What the exercise asks - Pull out every line below holding the word "nehmen".

Dataset entries -
• • • •

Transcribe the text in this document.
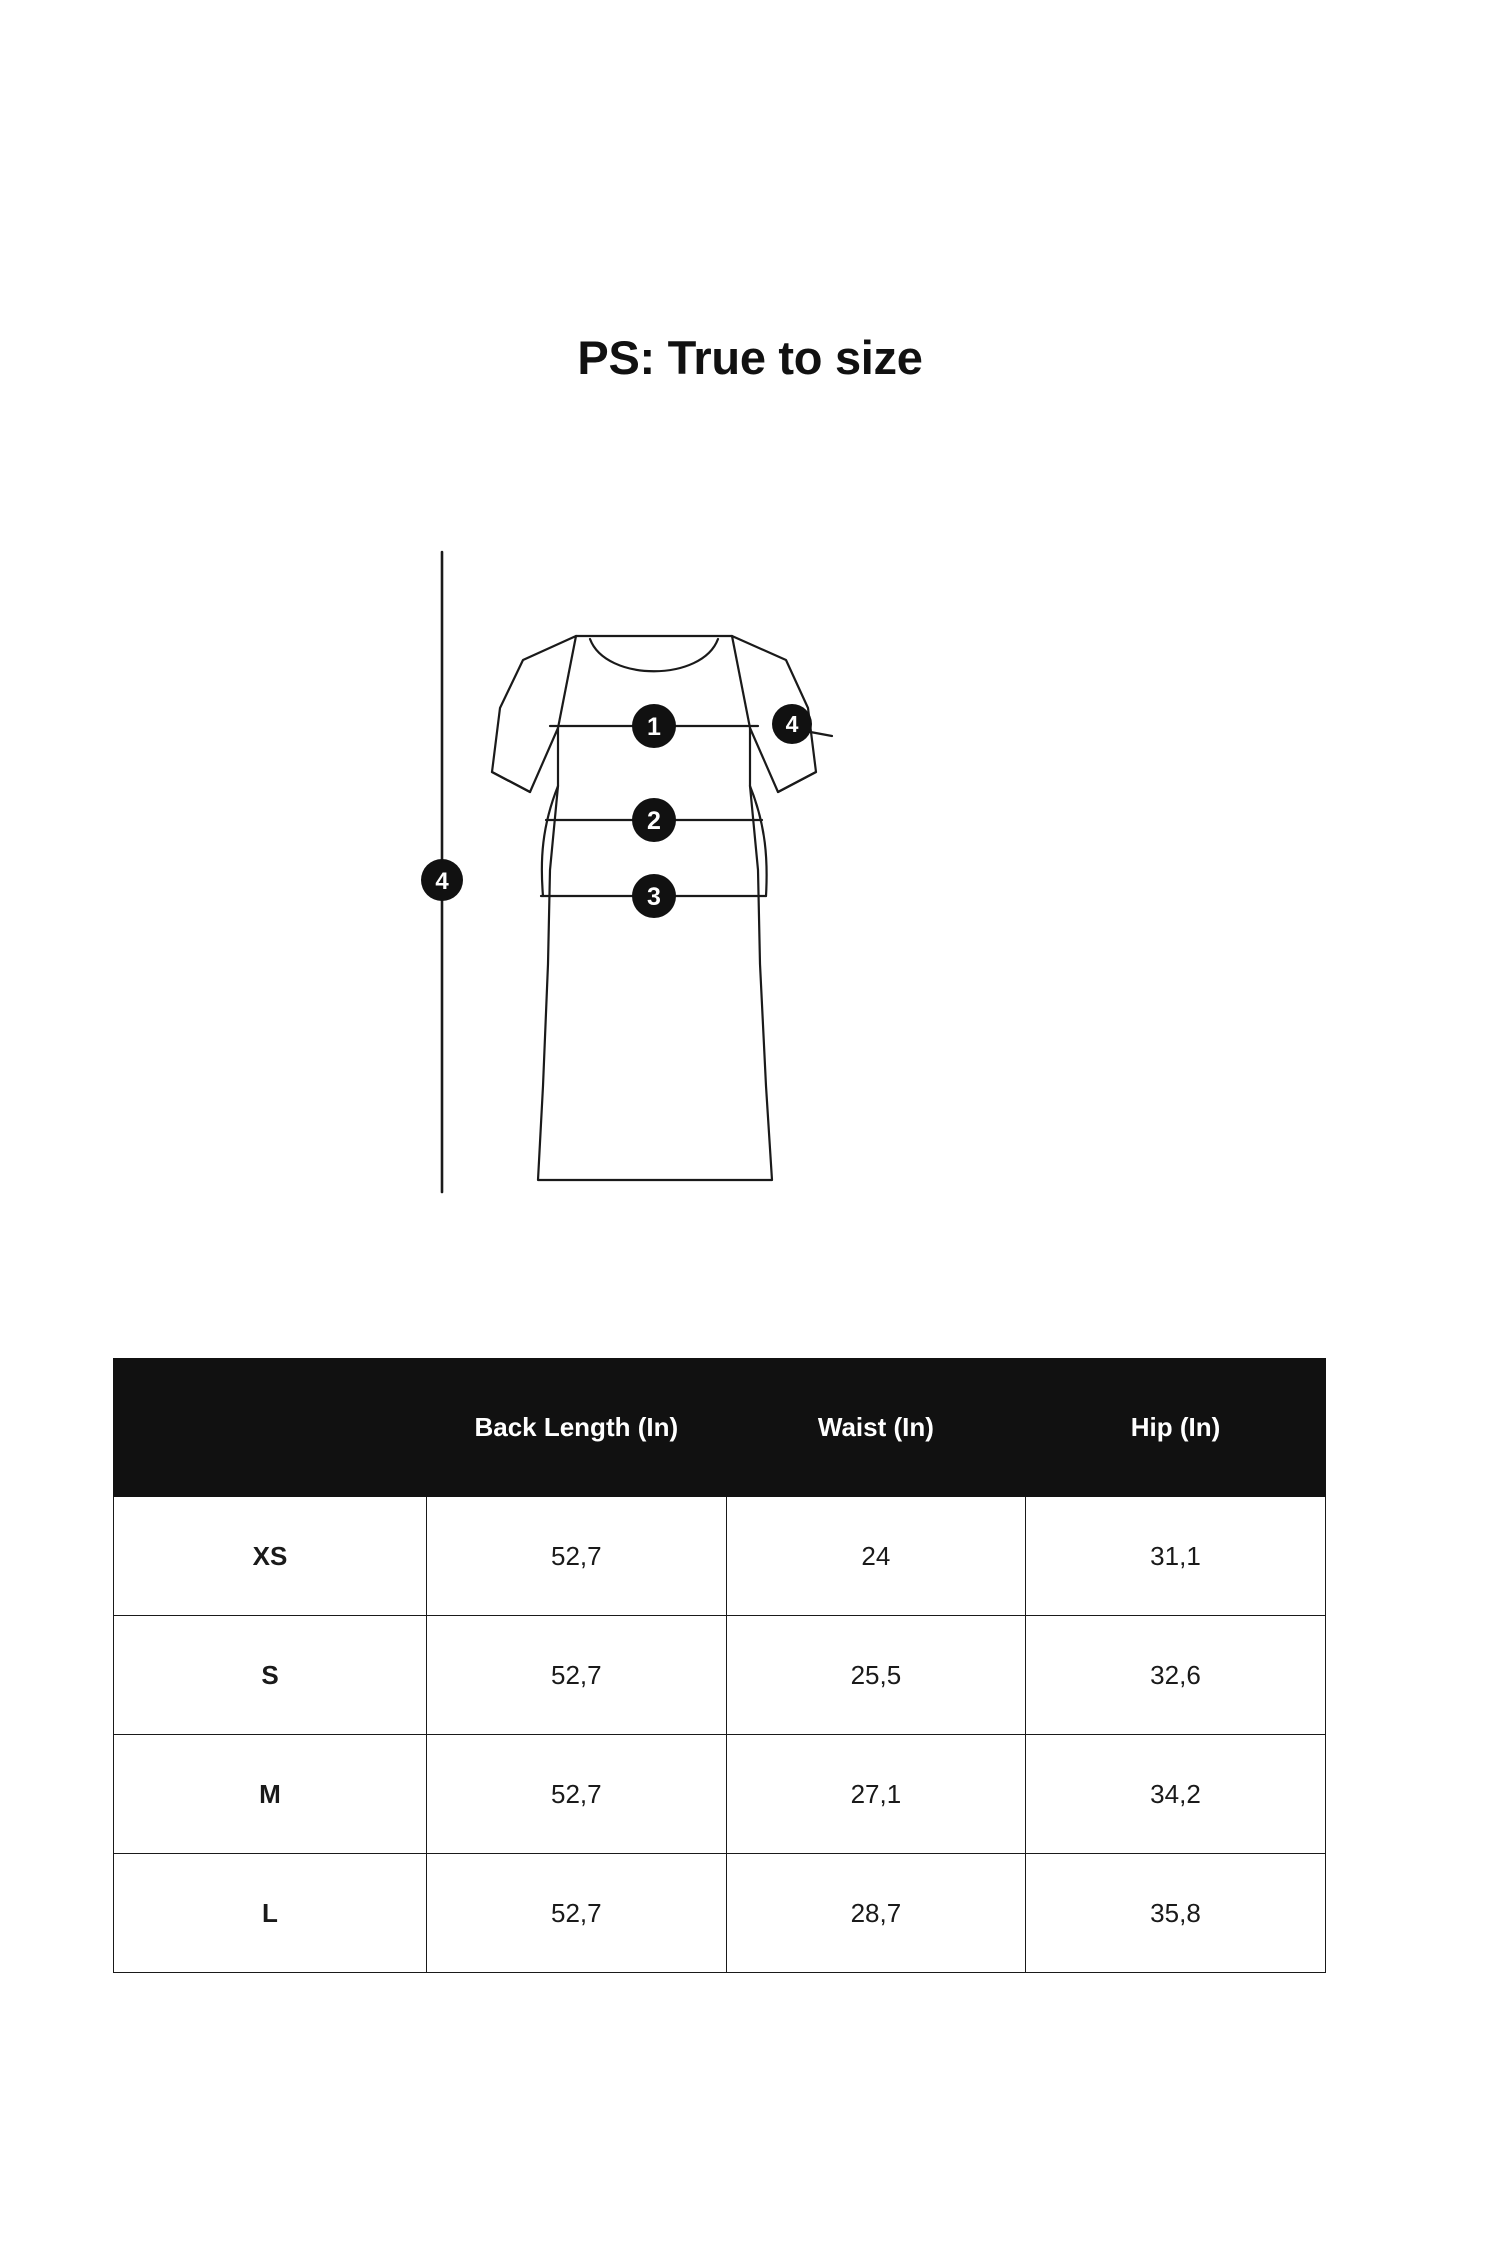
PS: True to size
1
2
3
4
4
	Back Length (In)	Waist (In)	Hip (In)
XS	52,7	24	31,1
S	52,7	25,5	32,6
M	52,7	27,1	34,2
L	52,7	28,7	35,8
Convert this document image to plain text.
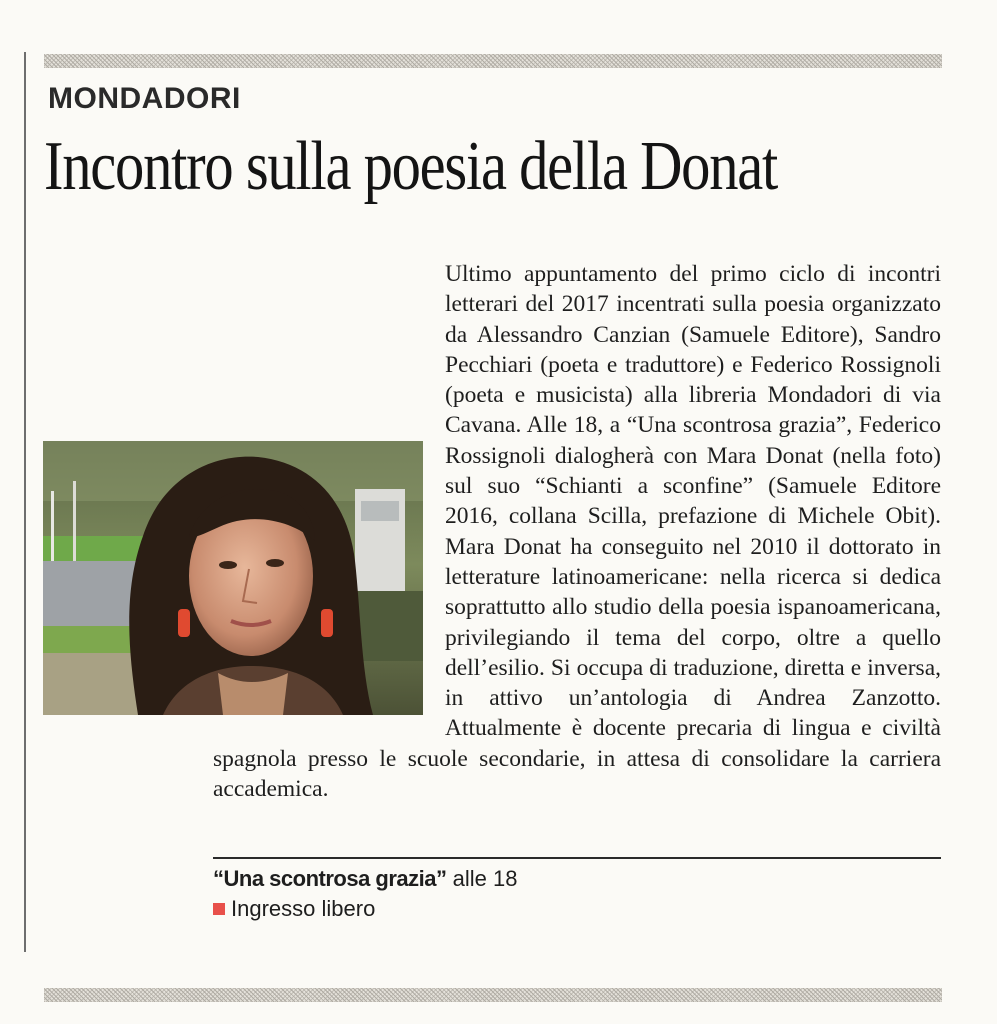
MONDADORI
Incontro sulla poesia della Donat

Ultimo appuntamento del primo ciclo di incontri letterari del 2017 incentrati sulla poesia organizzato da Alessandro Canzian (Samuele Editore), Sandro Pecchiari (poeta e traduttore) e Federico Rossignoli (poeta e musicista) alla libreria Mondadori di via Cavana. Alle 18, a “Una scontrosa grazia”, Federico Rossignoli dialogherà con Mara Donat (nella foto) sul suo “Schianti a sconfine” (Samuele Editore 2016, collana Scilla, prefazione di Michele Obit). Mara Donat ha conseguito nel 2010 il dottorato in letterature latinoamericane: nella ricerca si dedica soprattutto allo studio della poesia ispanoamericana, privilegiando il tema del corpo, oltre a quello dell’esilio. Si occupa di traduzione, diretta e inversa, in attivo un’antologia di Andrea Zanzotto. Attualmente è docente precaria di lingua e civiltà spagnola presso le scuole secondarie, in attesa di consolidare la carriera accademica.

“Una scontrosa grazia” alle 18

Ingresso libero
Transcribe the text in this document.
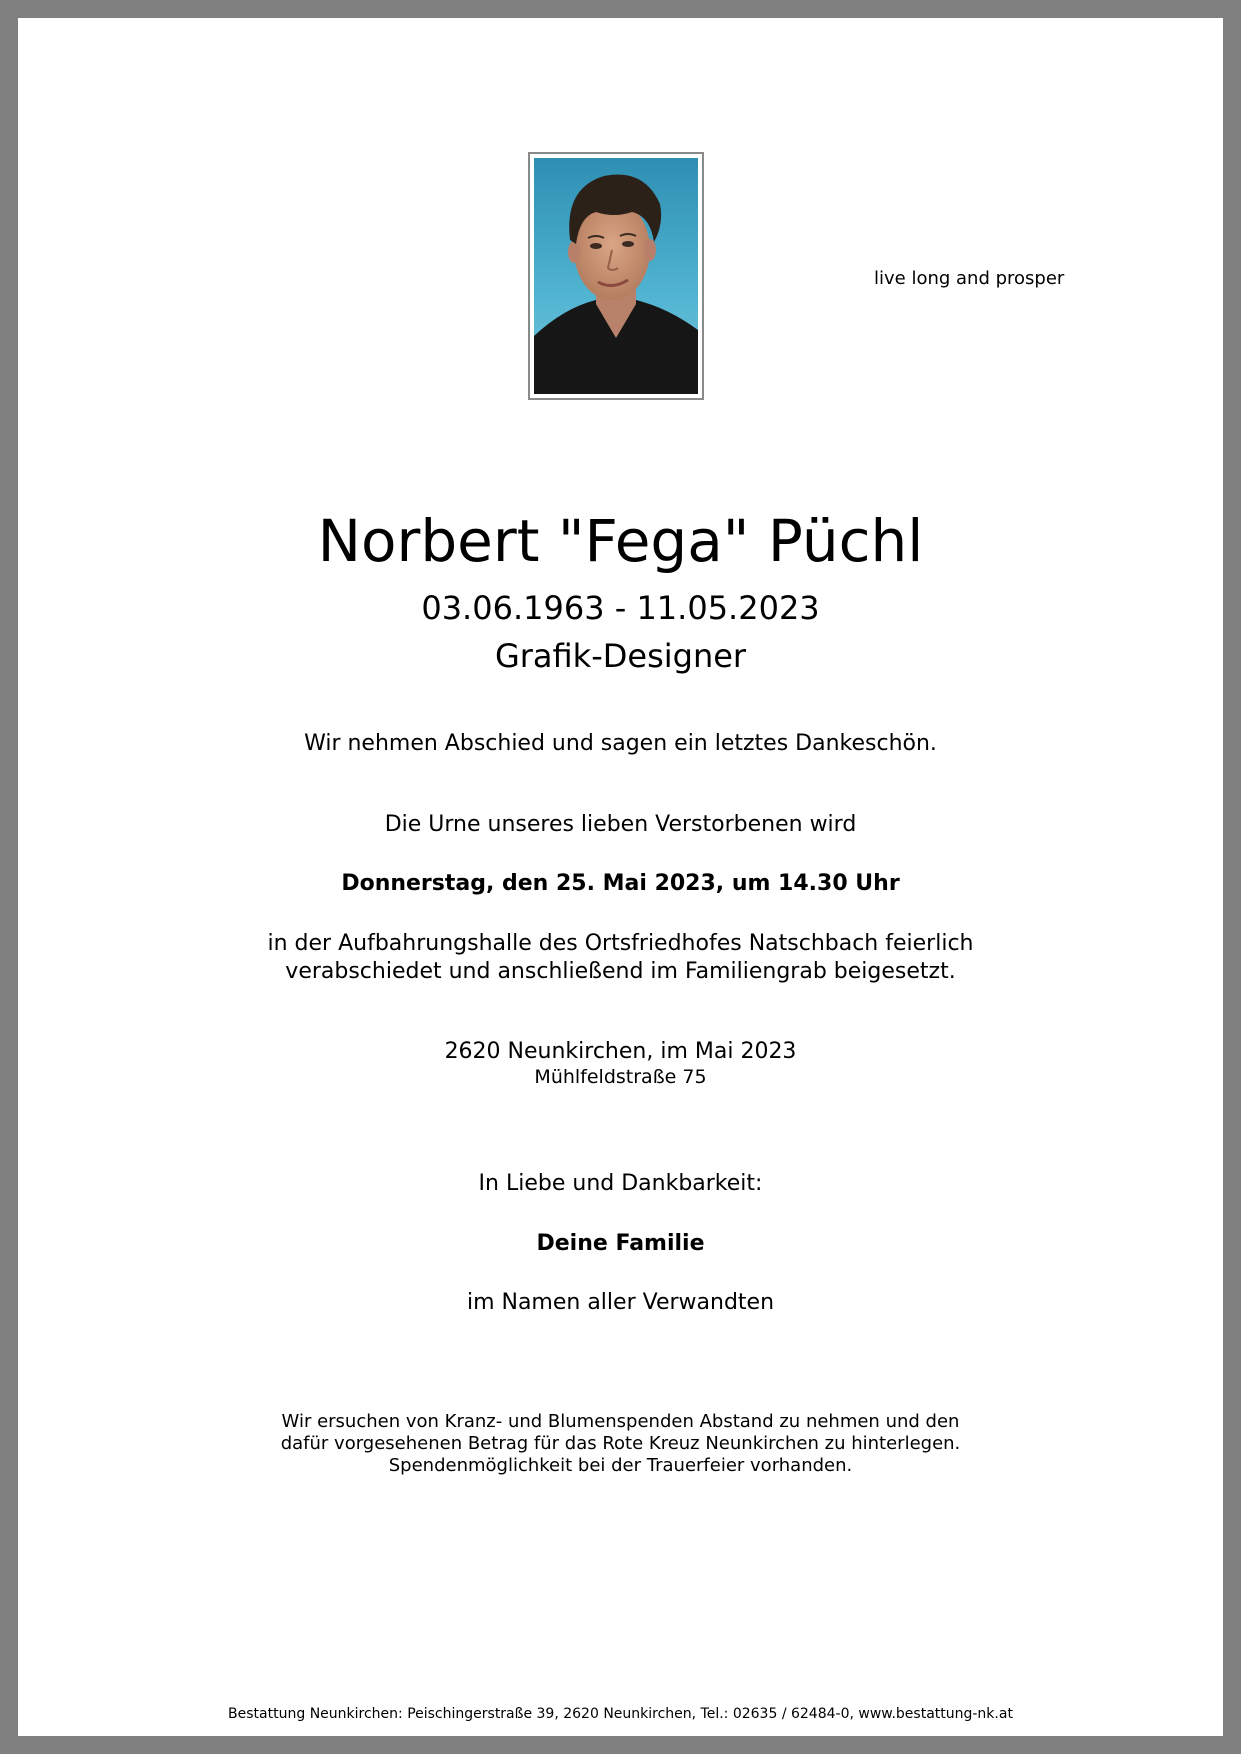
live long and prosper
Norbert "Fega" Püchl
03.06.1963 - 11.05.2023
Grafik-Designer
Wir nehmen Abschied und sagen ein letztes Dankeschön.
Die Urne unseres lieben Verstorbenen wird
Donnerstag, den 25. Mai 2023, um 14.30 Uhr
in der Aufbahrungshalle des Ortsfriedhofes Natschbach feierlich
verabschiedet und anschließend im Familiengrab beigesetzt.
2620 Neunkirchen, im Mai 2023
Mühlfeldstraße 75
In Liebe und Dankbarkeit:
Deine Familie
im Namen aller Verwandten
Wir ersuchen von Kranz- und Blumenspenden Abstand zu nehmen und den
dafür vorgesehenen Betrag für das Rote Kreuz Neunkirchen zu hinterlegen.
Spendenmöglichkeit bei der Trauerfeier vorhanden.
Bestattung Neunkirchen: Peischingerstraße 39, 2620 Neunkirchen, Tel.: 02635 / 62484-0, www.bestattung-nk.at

• • • •

Solution for this problem -
Wir nehmen Abschied und sagen ein letztes Dankeschön.
Wir ersuchen von Kranz- und Blumenspenden Abstand zu nehmen und den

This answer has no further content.